**PROBLEM REQUIREMENTS**
Which lines below hold the word "litery"? Report each one.

┌──

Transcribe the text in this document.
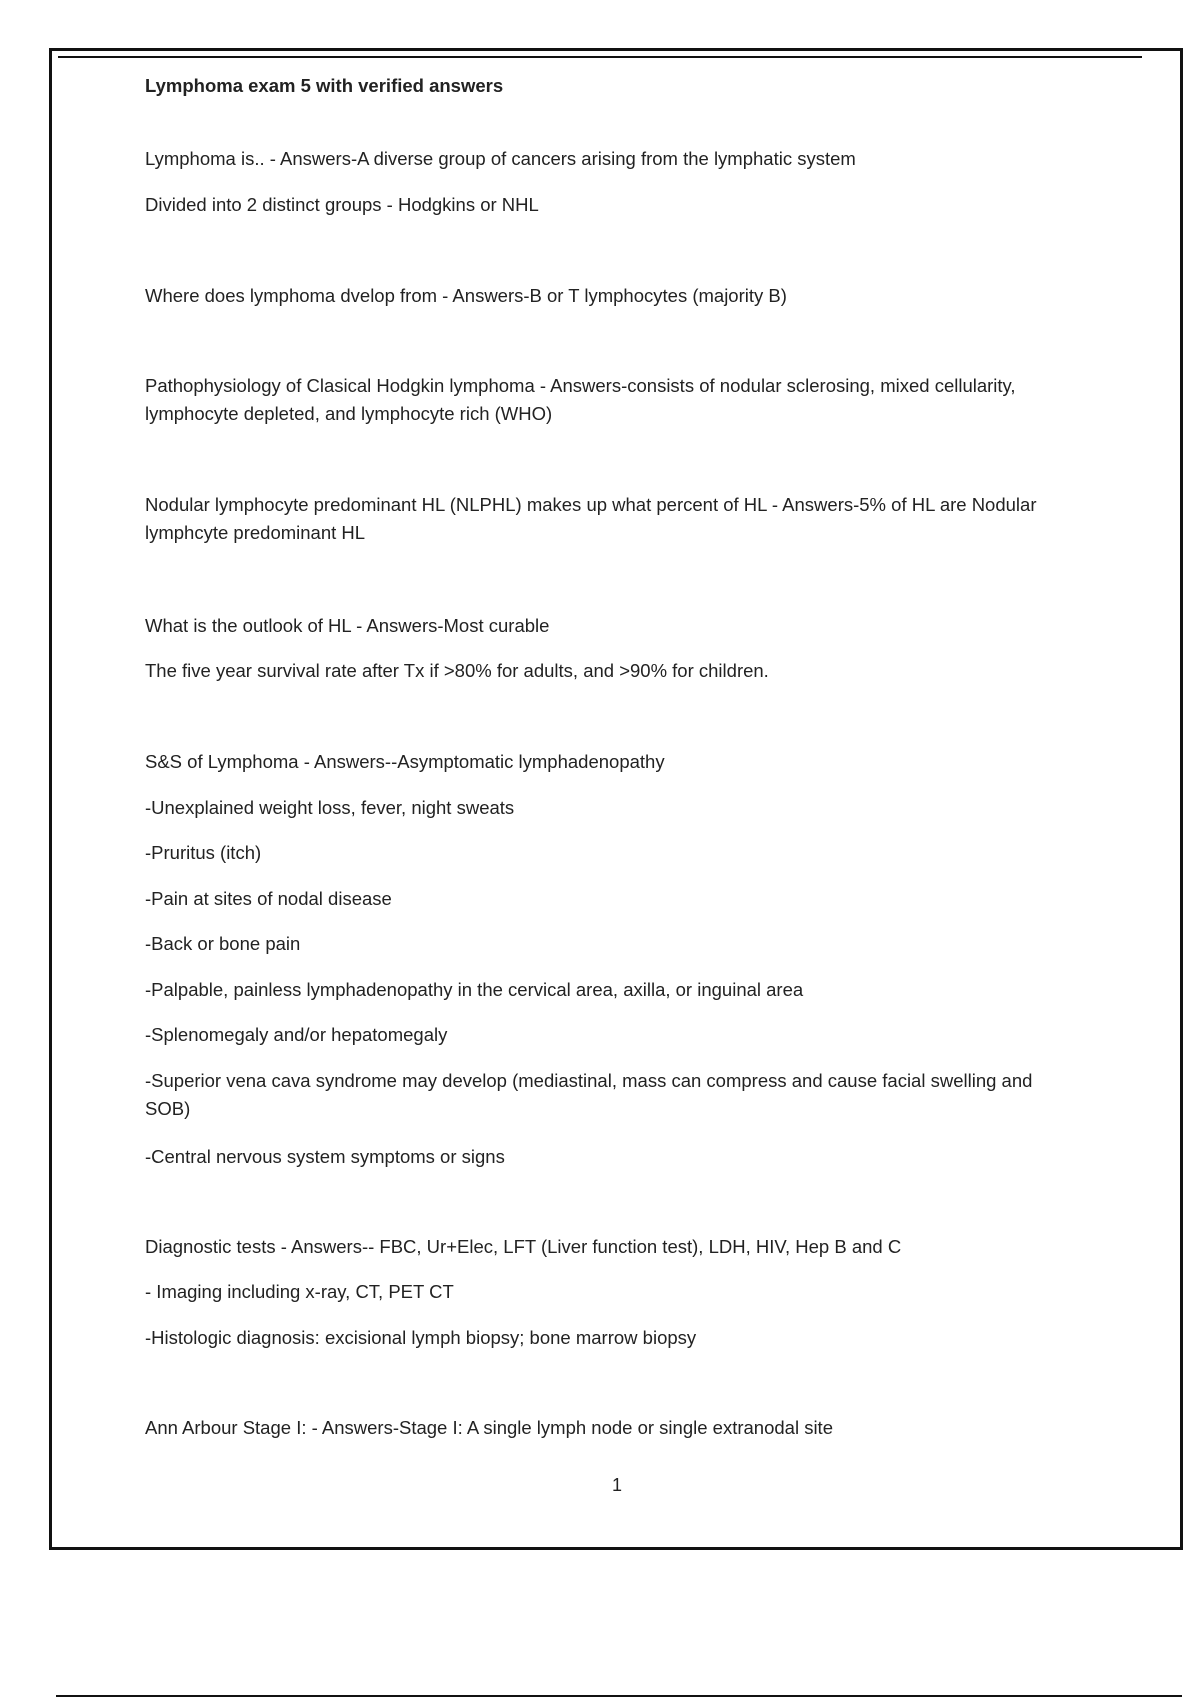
Lymphoma exam 5 with verified answers
Lymphoma is.. - Answers-A diverse group of cancers arising from the lymphatic system
Divided into 2 distinct groups - Hodgkins or NHL
Where does lymphoma dvelop from - Answers-B or T lymphocytes (majority B)
Pathophysiology of Clasical Hodgkin lymphoma - Answers-consists of nodular sclerosing, mixed cellularity, lymphocyte depleted, and lymphocyte rich (WHO)
Nodular lymphocyte predominant HL (NLPHL) makes up what percent of HL - Answers-5% of HL are Nodular lymphcyte predominant HL
What is the outlook of HL - Answers-Most curable
The five year survival rate after Tx if >80% for adults, and >90% for children.
S&S of Lymphoma - Answers--Asymptomatic lymphadenopathy
-Unexplained weight loss, fever, night sweats
-Pruritus (itch)
-Pain at sites of nodal disease
-Back or bone pain
-Palpable, painless lymphadenopathy in the cervical area, axilla, or inguinal area
-Splenomegaly and/or hepatomegaly
-Superior vena cava syndrome may develop (mediastinal, mass can compress and cause facial swelling and SOB)
-Central nervous system symptoms or signs
Diagnostic tests - Answers-- FBC, Ur+Elec, LFT (Liver function test), LDH, HIV, Hep B and C
- Imaging including x-ray, CT, PET CT
-Histologic diagnosis: excisional lymph biopsy; bone marrow biopsy
Ann Arbour Stage I: - Answers-Stage I: A single lymph node or single extranodal site
1
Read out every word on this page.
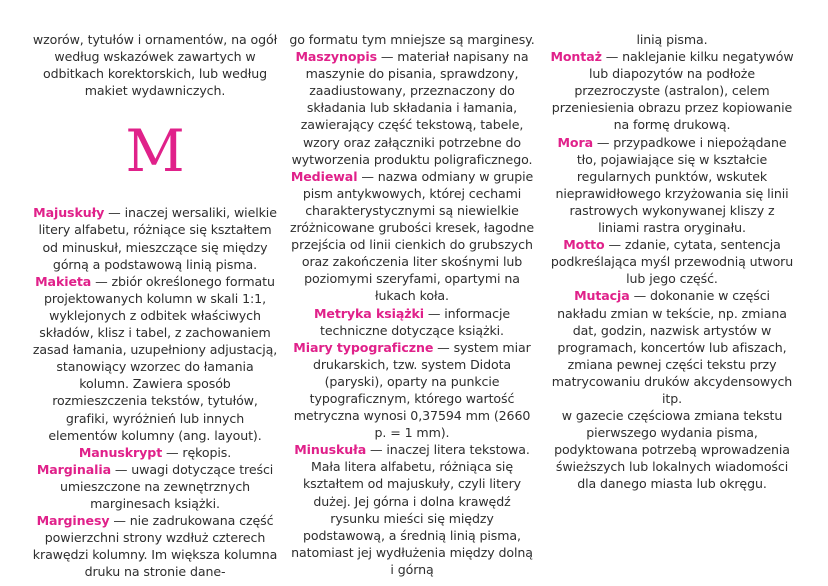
wzorów, tytułów i ornamentów, na ogół według wskazówek zawartych w odbitkach korektorskich, lub według makiet wydawniczych.

M

Majuskuły — inaczej wersaliki, wielkie litery alfabetu, różniące się kształtem od minuskuł, mieszczące się między górną a podstawową linią pisma.

Makieta — zbiór określonego formatu projektowanych kolumn w skali 1:1, wyklejonych z odbitek właściwych składów, klisz i tabel, z zachowaniem zasad łamania, uzupełniony adjustacją, stanowiący wzorzec do łamania kolumn. Zawiera sposób rozmieszczenia tekstów, tytułów, grafiki, wyróżnień lub innych elementów kolumny (ang. layout).

Manuskrypt — rękopis.

Marginalia — uwagi dotyczące treści umieszczone na zewnętrznych marginesach książki.

Marginesy — nie zadrukowana część powierzchni strony wzdłuż czterech krawędzi kolumny. Im większa kolumna druku na stronie dane-

go formatu tym mniejsze są marginesy.

Maszynopis — materiał napisany na maszynie do pisania, sprawdzony, zaadiustowany, przeznaczony do składania lub składania i łamania, zawierający część tekstową, tabele, wzory oraz załączniki potrzebne do wytworzenia produktu poligraficznego.

Mediewal — nazwa odmiany w grupie pism antykwowych, której cechami charakterystycznymi są niewielkie zróżnicowane grubości kresek, łagodne przejścia od linii cienkich do grubszych oraz zakończenia liter skośnymi lub poziomymi szeryfami, opartymi na łukach koła.

Metryka książki — informacje techniczne dotyczące książki.

Miary typograficzne — system miar drukarskich, tzw. system Didota (paryski), oparty na punkcie typograficznym, którego wartość metryczna wynosi 0,37594 mm (2660 p. = 1 mm).

Minuskuła — inaczej litera tekstowa. Mała litera alfabetu, różniąca się kształtem od majuskuły, czyli litery dużej. Jej górna i dolna krawędź rysunku mieści się między podstawową, a średnią linią pisma, natomiast jej wydłużenia między dolną i górną

linią pisma.

Montaż — naklejanie kilku negatywów lub diapozytów na podłoże przezroczyste (astralon), celem przeniesienia obrazu przez kopiowanie na formę drukową.

Mora — przypadkowe i niepożądane tło, pojawiające się w kształcie regularnych punktów, wskutek nieprawidłowego krzyżowania się linii rastrowych wykonywanej kliszy z liniami rastra oryginału.

Motto — zdanie, cytata, sentencja podkreślająca myśl przewodnią utworu lub jego część.

Mutacja — dokonanie w części nakładu zmian w tekście, np. zmiana dat, godzin, nazwisk artystów w programach, koncertów lub afiszach, zmiana pewnej części tekstu przy matrycowaniu druków akcydensowych itp.

w gazecie częściowa zmiana tekstu pierwszego wydania pisma, podyktowana potrzebą wprowadzenia świeższych lub lokalnych wiadomości dla danego miasta lub okręgu.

└──

**FULL OUTPUT**
Majuskuły — inaczej wersaliki, wielkie litery alfabetu, różniące się kształtem od minuskuł, mieszczące się między górną a podstawową linią pisma.
Minuskuła — inaczej litera tekstowa. Mała litera alfabetu, różniąca się kształtem od majuskuły, czyli litery dużej. Jej górna i dolna krawędź rysunku mieści się między podstawową, a średnią linią pisma, natomiast jej wydłużenia między dolną i górną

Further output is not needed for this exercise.